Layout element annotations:
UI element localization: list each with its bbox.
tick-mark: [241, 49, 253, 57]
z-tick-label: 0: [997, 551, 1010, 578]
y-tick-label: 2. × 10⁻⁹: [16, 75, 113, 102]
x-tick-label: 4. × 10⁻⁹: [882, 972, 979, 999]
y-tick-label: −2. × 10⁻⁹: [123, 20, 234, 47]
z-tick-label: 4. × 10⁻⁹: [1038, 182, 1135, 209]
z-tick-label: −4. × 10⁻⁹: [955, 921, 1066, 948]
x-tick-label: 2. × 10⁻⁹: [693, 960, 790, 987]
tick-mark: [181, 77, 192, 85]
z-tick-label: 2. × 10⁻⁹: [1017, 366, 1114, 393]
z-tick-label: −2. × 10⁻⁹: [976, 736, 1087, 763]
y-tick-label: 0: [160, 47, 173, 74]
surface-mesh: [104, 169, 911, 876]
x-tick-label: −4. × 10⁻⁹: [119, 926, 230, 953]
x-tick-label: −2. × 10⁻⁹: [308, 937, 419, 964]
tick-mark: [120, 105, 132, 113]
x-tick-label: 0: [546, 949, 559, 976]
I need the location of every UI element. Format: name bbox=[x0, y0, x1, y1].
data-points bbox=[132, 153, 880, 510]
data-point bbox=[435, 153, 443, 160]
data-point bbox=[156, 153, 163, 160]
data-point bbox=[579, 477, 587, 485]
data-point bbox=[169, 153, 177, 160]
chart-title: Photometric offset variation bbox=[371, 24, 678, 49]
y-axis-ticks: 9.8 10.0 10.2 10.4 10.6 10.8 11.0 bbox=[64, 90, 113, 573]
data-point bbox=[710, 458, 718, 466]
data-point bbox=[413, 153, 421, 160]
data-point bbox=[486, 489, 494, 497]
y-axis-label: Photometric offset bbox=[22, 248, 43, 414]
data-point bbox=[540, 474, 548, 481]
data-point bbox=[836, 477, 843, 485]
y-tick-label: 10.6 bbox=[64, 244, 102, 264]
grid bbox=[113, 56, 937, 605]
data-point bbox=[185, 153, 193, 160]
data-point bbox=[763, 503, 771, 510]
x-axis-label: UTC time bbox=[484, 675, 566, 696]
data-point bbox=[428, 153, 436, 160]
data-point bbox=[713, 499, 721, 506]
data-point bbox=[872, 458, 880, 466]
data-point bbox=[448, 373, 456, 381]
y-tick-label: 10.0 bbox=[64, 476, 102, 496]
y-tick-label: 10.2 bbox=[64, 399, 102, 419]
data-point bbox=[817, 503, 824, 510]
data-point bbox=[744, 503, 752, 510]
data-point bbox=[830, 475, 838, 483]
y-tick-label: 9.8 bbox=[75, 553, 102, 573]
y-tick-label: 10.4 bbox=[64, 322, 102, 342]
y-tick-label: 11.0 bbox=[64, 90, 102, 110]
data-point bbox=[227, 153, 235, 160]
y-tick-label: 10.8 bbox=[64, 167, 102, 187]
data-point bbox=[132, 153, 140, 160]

## Exercise
Write out every line of the records above verbatim, without altering anything.

## Written response
UI element localization: list each with its bbox.
tick-mark: [241, 49, 253, 57]
z-tick-label: 0: [997, 551, 1010, 578]
y-tick-label: 2. × 10⁻⁹: [16, 75, 113, 102]
x-tick-label: 4. × 10⁻⁹: [882, 972, 979, 999]
y-tick-label: −2. × 10⁻⁹: [123, 20, 234, 47]
z-tick-label: 4. × 10⁻⁹: [1038, 182, 1135, 209]
z-tick-label: −4. × 10⁻⁹: [955, 921, 1066, 948]
x-tick-label: 2. × 10⁻⁹: [693, 960, 790, 987]
tick-mark: [181, 77, 192, 85]
z-tick-label: 2. × 10⁻⁹: [1017, 366, 1114, 393]
z-tick-label: −2. × 10⁻⁹: [976, 736, 1087, 763]
y-tick-label: 0: [160, 47, 173, 74]
surface-mesh: [104, 169, 911, 876]
x-tick-label: −4. × 10⁻⁹: [119, 926, 230, 953]
x-tick-label: −2. × 10⁻⁹: [308, 937, 419, 964]
tick-mark: [120, 105, 132, 113]
x-tick-label: 0: [546, 949, 559, 976]
I need the location of every UI element. Format: name bbox=[x0, y0, x1, y1].
data-points bbox=[132, 153, 880, 510]
data-point bbox=[435, 153, 443, 160]
data-point bbox=[156, 153, 163, 160]
data-point bbox=[579, 477, 587, 485]
data-point bbox=[169, 153, 177, 160]
chart-title: Photometric offset variation bbox=[371, 24, 678, 49]
y-axis-ticks: 9.8 10.0 10.2 10.4 10.6 10.8 11.0 bbox=[64, 90, 113, 573]
data-point bbox=[710, 458, 718, 466]
data-point bbox=[413, 153, 421, 160]
data-point bbox=[486, 489, 494, 497]
y-axis-label: Photometric offset bbox=[22, 248, 43, 414]
data-point bbox=[540, 474, 548, 481]
data-point bbox=[836, 477, 843, 485]
y-tick-label: 10.6 bbox=[64, 244, 102, 264]
grid bbox=[113, 56, 937, 605]
data-point bbox=[185, 153, 193, 160]
data-point bbox=[763, 503, 771, 510]
x-axis-label: UTC time bbox=[484, 675, 566, 696]
data-point bbox=[428, 153, 436, 160]
data-point bbox=[713, 499, 721, 506]
data-point bbox=[872, 458, 880, 466]
data-point bbox=[448, 373, 456, 381]
y-tick-label: 10.0 bbox=[64, 476, 102, 496]
y-tick-label: 10.2 bbox=[64, 399, 102, 419]
data-point bbox=[817, 503, 824, 510]
data-point bbox=[744, 503, 752, 510]
data-point bbox=[830, 475, 838, 483]
y-tick-label: 9.8 bbox=[75, 553, 102, 573]
y-tick-label: 10.4 bbox=[64, 322, 102, 342]
y-tick-label: 11.0 bbox=[64, 90, 102, 110]
data-point bbox=[227, 153, 235, 160]
y-tick-label: 10.8 bbox=[64, 167, 102, 187]
data-point bbox=[132, 153, 140, 160]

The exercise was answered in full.